## [Try it]
Can you write out the passage of the article below between "Compare Bass’s manufactured" and "get sex counselling.", inclusive, swapping "restroom" for "washroom"?
Passage shown START
“It’s embarrassing when everybody knows you as the guy who chokes,” complains Kevin, the dorky character played by Lance Bass in the 2001 star vehicle stinker On The Line.
At the time nobody could have ever predicted that the Nsyncer would eventually be choking on hunky reality TV star/model Reichen Lehmkuhl.
But that mental image came into sharp focus all around the world last week after Bass, 27, announced in People magazine that he’s gay, and dating half of the winning couple from Amazing Race 4.
“I’m more liberated and happy than I’ve been my whole life,” he told People.
Considering that a big part of the appeal of boy bands for tweens and teens is that they’re kinda gay and safe and cuddly — Mark Feehily of the UK boy band Westlife came out last summer and one must also consider Robbie Williams, formerly of Take That — Bass’s revelation isn’t surprising. He was described as “the quiet one,” for cryin’ out loud.
But the list of out celebrities in music, television, movies and especially sports is unfortunately very short, Nsync is very big — their 2000 Album No Strings Attached sold 2.4-million copies in its first week of release — and Bass’s decision to come out is therefore a very positive and important one.
And calculated. Oh, did he mention the TV sitcom he’s working on? The uncertain status of Nsnyc’s next album? Lehmkuhl’s own obvious obsession with fame? Fear prevents most rising and mainstream stars from outing themselves, but if your place in the hearts of consumers already seems a little iffy, the balance of risk shifts considerably.
Compare Bass’s manufactured approach to George Michael’s. Mr What’s Your Definition Of Dirty, Baby? was forced out of the closet in 1998 when he was charged for engaging in “lewd conduct” in a public restroom in a Beverly Hills park. He was fined and sentenced to 80 hours of community service — plus he was required to get sex counselling.
One can only imagine how the sex counselling went because last week Michael was again discovered in a park with his pants down — this time by a British newspaper in London. Michael came out swinging. “Are you gay? No? Then fuck off! This is my culture!” he told reporters on the scene.
But Michael — who has had other problems lately, what with being caught in possession of cannabis and falling asleep at the wheel of his car — did not leave it there.
“I have done nothing this year against the law. I’ve done nothing to encourage talk about my sex life,” he told the BBC a few days later. “I don’t know anybody who actually goes to Hampstead Heath at two o’clock in the morning for anything other than the reason of playing about with another member of the human race.”
Passage shown END
Available data START
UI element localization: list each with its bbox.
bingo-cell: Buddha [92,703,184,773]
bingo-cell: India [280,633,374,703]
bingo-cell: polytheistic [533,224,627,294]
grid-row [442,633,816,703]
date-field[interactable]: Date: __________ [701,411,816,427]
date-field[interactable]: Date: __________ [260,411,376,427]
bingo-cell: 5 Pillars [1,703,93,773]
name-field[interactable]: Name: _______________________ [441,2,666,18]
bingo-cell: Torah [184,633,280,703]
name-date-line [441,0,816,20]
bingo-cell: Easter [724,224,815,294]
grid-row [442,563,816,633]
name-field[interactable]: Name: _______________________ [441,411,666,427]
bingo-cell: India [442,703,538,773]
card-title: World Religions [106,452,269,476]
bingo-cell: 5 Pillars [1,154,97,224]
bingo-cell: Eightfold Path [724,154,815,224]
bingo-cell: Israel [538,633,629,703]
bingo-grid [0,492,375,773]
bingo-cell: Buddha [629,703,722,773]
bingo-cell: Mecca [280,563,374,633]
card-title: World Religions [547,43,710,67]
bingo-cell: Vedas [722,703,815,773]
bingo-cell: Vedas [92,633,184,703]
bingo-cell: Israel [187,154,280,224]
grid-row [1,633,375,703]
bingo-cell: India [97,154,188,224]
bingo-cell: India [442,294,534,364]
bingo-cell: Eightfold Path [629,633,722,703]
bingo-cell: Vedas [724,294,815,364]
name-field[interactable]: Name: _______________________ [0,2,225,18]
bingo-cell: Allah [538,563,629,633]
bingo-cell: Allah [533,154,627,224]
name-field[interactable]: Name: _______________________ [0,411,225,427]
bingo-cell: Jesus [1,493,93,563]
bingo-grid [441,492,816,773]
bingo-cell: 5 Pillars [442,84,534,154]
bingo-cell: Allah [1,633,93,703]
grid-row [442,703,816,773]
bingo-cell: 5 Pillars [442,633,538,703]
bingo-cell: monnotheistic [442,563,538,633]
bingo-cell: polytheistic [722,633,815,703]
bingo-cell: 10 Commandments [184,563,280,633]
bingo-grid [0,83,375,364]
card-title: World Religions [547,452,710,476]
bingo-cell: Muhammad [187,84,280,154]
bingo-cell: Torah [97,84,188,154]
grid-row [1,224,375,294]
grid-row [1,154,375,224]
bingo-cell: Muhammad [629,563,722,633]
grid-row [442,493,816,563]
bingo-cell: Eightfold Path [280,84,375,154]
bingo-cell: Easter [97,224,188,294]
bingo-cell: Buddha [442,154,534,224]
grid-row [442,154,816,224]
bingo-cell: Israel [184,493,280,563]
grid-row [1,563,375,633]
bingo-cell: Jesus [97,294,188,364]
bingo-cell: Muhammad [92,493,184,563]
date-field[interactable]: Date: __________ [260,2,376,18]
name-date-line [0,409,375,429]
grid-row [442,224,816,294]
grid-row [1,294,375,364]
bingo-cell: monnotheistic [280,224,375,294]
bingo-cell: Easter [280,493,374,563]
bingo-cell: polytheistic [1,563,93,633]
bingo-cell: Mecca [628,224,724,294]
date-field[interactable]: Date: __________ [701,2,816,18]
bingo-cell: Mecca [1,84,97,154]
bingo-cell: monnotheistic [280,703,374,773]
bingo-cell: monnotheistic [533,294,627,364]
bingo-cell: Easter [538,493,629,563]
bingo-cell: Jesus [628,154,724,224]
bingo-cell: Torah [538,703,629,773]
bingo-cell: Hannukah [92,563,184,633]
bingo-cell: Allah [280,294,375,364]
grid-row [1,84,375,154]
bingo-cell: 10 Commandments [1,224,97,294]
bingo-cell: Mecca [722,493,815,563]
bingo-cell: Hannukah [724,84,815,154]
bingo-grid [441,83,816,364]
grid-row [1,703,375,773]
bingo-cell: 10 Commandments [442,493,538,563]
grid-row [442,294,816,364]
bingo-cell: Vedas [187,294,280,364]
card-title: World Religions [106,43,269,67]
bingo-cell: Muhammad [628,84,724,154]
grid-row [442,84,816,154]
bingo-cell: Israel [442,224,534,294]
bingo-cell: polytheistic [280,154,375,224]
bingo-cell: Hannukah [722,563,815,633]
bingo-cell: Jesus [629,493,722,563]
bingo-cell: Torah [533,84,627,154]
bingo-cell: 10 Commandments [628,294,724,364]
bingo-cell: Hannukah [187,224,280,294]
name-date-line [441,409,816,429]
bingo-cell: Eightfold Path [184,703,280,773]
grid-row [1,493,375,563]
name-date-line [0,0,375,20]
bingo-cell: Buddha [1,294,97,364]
Available data END
## [Solution to this task]
Compare Bass’s manufactured approach to George Michael’s. Mr What’s Your Definition Of Dirty, Baby? was forced out of the closet in 1998 when he was charged for engaging in “lewd conduct” in a public washroom in a Beverly Hills park. He was fined and sentenced to 80 hours of community service — plus he was required to get sex counselling.